- **Do this**
Identify the lines that contain the string "időjárás", then copy each of them.

[BEGIN Source material]

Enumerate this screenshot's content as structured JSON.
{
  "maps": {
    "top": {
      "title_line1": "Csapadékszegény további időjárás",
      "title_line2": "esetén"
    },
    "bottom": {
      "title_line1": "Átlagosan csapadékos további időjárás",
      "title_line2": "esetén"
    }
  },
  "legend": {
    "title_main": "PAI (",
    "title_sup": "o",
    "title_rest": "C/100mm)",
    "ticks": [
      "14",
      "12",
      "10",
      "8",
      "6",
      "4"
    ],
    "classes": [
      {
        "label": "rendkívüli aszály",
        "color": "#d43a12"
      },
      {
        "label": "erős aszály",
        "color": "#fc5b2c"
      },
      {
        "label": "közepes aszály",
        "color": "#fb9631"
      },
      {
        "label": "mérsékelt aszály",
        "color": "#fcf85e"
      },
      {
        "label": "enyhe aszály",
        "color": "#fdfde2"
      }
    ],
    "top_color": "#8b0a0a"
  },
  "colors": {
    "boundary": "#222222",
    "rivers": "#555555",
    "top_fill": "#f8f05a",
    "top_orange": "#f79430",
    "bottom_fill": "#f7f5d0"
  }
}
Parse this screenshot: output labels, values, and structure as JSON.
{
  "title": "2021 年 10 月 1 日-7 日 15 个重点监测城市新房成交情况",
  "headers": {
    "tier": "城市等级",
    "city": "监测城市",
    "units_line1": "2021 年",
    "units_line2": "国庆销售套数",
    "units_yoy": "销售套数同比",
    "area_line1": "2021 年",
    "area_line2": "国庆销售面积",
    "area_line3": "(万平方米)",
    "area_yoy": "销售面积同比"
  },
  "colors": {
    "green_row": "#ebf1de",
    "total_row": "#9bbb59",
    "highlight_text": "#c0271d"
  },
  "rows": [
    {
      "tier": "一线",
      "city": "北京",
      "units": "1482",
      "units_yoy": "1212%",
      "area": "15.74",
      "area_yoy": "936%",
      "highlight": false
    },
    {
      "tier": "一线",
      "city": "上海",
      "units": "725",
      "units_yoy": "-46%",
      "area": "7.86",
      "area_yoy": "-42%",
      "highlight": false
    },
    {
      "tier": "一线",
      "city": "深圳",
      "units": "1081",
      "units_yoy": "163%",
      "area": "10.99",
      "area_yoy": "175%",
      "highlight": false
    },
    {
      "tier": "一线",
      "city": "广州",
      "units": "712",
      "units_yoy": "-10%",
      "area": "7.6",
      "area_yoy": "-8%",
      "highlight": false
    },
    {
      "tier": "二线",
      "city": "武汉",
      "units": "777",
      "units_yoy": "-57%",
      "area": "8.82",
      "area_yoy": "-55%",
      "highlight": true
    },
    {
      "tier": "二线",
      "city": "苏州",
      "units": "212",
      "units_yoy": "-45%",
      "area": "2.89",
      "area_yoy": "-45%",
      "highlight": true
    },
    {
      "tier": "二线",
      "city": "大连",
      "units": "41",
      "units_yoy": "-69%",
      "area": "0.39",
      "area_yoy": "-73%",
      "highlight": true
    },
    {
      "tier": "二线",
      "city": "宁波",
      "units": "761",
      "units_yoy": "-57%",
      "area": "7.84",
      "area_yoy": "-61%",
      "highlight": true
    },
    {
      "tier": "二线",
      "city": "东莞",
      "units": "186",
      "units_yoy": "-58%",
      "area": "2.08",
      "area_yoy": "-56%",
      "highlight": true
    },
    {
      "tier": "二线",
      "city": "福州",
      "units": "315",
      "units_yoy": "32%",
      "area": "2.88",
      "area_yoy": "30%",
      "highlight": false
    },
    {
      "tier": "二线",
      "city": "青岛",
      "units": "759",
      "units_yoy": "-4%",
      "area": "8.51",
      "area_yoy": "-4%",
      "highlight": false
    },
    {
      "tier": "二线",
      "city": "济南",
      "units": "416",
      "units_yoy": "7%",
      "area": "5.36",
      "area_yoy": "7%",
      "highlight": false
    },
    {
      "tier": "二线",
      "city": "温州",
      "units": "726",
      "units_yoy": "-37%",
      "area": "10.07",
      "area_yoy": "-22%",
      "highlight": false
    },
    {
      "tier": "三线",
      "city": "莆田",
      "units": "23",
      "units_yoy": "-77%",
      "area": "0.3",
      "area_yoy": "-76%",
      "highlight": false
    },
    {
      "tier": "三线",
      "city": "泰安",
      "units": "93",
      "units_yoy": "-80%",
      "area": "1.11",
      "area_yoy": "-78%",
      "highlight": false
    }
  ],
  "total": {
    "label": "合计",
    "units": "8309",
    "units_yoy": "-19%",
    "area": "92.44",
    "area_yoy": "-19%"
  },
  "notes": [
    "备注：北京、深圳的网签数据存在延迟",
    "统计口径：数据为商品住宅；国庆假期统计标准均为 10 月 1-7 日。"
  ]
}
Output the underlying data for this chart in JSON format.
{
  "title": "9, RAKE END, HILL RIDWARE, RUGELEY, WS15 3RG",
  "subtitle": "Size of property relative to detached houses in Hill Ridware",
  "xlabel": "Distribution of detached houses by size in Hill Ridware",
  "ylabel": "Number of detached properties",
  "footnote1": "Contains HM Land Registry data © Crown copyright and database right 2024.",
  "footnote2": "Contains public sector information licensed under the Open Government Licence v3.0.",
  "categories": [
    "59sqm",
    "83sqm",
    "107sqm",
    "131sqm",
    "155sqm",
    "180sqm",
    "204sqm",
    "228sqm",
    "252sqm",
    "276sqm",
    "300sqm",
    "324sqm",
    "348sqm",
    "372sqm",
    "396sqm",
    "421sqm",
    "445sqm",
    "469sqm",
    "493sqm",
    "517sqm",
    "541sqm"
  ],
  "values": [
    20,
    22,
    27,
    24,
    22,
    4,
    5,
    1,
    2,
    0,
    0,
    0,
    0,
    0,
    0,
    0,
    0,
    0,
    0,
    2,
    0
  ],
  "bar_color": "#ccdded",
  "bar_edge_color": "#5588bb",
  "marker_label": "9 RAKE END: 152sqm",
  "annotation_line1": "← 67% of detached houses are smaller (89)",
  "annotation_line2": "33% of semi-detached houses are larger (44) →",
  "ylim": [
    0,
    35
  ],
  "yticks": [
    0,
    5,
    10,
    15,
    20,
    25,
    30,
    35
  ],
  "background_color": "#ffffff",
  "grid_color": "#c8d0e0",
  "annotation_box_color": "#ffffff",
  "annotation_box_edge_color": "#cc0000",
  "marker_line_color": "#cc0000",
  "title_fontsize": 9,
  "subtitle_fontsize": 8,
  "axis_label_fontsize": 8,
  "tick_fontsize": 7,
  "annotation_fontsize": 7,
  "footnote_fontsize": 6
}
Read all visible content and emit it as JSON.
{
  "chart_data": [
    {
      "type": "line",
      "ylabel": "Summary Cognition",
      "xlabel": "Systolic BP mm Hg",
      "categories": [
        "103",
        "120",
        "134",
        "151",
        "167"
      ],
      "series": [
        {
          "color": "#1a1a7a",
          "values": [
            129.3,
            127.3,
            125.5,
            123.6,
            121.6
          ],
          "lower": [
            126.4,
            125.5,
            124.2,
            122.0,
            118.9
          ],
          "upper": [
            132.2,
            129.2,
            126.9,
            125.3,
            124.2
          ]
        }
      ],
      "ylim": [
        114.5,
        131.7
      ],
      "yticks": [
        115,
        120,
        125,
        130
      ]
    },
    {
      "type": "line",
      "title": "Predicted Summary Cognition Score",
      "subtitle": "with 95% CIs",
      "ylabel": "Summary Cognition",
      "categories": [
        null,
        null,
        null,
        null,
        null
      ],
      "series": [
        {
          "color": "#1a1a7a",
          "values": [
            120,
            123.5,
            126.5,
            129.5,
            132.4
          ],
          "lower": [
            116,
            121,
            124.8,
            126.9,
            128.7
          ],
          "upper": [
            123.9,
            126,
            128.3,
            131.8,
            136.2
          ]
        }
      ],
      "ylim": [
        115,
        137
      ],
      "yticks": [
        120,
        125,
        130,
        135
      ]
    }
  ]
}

[END Source material]

- **Completed exercise**
      "title_line1": "Csapadékszegény további időjárás",
      "title_line1": "Átlagosan csapadékos további időjárás",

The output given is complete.